━━━━━ Listed records
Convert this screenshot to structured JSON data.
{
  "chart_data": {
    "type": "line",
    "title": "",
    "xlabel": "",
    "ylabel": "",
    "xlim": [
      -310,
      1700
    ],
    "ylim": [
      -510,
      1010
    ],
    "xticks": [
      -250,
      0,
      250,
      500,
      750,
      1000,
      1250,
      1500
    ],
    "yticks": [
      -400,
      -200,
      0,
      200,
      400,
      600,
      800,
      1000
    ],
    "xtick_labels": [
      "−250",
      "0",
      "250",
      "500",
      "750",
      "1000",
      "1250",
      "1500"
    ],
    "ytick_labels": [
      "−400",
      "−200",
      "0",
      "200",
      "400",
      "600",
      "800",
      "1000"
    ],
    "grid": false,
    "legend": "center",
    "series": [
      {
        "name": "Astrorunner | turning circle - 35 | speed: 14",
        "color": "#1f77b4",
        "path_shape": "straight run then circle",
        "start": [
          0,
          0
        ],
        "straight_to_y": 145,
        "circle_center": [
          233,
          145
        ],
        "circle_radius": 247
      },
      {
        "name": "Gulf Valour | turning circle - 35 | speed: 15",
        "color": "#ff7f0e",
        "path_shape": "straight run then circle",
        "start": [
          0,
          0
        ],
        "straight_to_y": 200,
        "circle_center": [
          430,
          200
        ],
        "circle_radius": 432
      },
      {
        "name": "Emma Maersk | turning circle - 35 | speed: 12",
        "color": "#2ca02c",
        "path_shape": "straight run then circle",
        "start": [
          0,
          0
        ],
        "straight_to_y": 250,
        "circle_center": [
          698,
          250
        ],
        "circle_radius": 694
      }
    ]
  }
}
━━━━━━━━━━
**What is being asked**
Sift through the entries and copy every line with "speed".

**Result**
        "name": "Astrorunner | turning circle - 35 | speed: 14",
        "name": "Gulf Valour | turning circle - 35 | speed: 15",
        "name": "Emma Maersk | turning circle - 35 | speed: 12",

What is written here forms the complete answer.